- [Records for this task]

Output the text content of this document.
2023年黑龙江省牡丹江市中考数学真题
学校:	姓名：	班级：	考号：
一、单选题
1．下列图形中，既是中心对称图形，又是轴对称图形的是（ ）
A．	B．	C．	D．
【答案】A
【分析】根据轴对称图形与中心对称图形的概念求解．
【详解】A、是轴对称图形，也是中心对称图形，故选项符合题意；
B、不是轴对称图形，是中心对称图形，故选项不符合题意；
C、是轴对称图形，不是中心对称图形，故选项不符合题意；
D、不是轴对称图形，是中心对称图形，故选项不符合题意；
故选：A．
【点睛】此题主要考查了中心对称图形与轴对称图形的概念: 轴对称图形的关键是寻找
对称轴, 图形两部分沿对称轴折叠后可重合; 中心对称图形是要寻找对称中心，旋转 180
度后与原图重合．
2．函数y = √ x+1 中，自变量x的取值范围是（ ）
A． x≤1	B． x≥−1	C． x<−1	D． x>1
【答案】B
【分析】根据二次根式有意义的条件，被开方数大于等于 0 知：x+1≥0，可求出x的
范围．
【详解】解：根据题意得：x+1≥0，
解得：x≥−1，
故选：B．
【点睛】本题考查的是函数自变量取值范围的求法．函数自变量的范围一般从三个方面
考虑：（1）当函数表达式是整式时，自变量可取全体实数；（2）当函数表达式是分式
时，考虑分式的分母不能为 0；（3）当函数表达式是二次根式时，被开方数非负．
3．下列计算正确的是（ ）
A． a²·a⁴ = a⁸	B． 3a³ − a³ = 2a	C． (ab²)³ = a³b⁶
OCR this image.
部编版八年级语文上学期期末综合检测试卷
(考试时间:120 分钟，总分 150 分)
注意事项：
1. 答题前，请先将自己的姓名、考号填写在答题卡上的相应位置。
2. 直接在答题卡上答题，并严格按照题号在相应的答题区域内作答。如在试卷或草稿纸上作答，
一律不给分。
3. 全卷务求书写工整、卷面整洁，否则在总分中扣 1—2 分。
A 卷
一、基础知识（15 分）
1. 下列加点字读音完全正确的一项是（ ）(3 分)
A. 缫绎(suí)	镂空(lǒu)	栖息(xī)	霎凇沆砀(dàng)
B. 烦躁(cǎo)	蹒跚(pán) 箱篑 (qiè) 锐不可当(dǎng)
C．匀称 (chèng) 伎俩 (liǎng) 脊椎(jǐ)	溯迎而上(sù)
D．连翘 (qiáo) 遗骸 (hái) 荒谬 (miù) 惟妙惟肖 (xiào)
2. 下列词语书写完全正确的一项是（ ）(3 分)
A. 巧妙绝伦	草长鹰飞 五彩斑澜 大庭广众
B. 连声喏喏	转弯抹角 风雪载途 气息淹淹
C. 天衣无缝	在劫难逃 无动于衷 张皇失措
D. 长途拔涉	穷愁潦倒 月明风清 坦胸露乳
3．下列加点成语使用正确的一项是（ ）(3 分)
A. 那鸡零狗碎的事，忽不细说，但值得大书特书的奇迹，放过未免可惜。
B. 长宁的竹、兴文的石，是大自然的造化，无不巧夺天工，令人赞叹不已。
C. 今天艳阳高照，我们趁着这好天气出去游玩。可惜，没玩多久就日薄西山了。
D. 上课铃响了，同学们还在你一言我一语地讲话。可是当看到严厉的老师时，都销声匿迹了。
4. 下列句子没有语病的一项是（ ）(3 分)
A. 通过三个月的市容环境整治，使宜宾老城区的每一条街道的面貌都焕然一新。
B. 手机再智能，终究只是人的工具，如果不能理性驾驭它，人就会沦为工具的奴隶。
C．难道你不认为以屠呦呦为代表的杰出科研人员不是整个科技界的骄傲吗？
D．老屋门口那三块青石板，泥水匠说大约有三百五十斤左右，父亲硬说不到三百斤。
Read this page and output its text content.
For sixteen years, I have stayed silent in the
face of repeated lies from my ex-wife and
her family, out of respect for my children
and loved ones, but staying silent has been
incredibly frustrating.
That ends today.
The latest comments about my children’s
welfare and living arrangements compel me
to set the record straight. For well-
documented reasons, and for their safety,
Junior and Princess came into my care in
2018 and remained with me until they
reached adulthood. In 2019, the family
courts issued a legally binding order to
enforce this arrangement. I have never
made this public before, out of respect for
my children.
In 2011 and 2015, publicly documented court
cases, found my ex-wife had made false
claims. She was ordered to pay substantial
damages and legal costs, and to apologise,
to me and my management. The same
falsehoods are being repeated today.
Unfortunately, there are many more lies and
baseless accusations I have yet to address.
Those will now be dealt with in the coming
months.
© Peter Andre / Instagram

- [What you have to do]
Show all lines from the listing above in which "text" appears.

- [Reply]
Output the text content of this document.
Read this page and output its text content.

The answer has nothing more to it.